-- Start of Data extract --

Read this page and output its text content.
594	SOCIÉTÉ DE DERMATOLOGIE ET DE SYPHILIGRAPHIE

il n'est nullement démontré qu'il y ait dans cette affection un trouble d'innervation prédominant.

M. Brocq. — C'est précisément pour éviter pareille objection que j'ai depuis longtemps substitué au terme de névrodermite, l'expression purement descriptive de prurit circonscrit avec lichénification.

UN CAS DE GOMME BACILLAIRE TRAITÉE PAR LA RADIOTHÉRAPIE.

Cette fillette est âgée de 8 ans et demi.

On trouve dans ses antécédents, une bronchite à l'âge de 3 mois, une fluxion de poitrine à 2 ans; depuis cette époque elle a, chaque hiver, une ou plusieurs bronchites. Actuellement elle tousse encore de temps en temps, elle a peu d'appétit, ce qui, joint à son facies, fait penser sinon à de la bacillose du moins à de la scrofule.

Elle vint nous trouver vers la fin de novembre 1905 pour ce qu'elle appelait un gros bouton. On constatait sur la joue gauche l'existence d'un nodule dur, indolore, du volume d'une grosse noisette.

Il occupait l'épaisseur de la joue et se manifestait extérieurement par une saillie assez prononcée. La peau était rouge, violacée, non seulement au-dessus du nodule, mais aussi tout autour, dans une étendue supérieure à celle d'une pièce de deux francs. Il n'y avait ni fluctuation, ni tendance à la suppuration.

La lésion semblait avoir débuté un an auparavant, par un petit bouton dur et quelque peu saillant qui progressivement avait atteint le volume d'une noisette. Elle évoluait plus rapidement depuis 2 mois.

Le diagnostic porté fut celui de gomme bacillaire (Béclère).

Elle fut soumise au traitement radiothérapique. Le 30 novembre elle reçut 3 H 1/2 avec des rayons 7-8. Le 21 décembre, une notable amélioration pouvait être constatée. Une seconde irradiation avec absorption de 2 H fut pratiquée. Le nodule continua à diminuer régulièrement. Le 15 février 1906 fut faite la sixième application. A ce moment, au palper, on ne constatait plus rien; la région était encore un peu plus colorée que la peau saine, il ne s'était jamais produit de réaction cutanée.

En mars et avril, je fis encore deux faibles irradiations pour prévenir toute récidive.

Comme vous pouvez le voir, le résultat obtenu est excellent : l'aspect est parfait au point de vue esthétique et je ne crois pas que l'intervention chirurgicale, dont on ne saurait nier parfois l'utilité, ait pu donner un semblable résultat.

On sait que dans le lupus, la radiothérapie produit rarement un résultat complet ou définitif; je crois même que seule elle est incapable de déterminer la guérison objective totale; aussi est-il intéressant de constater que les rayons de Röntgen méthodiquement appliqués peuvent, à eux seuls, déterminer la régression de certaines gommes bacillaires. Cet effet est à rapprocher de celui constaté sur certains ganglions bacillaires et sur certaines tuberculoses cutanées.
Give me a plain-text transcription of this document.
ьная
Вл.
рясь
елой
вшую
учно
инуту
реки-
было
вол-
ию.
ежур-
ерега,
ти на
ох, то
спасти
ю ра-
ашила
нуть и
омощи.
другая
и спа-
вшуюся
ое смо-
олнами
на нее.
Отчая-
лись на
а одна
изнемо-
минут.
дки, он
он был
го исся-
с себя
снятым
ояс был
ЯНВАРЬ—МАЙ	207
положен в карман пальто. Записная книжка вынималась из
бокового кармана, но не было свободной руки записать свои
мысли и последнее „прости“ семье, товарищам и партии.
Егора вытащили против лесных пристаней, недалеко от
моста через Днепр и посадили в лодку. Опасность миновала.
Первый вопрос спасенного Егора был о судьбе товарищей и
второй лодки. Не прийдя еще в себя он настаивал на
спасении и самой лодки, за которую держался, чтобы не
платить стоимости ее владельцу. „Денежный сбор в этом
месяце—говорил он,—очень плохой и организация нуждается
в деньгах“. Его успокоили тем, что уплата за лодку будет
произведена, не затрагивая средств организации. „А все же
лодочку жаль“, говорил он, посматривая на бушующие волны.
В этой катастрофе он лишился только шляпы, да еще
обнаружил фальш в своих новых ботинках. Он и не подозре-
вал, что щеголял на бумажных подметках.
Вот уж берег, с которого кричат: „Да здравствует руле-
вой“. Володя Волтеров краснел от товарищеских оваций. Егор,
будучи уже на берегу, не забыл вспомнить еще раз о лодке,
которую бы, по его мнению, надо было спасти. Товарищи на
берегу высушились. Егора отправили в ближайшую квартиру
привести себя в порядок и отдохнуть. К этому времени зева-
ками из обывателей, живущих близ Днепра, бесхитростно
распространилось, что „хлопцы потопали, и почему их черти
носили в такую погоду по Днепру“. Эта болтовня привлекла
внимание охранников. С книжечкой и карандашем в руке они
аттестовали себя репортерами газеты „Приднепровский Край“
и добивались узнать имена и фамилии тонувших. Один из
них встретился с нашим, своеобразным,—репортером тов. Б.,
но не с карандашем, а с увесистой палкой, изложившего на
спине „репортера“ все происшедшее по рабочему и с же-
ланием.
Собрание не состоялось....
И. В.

-- End of Data extract --

**The task**
Review the material and copy each line in which the word "noisette" appears.

**Completed exercise**
Elle vint nous trouver vers la fin de novembre 1905 pour ce qu'elle appelait un gros bouton. On constatait sur la joue gauche l'existence d'un nodule dur, indolore, du volume d'une grosse noisette.
La lésion semblait avoir débuté un an auparavant, par un petit bouton dur et quelque peu saillant qui progressivement avait atteint le volume d'une noisette. Elle évoluait plus rapidement depuis 2 mois.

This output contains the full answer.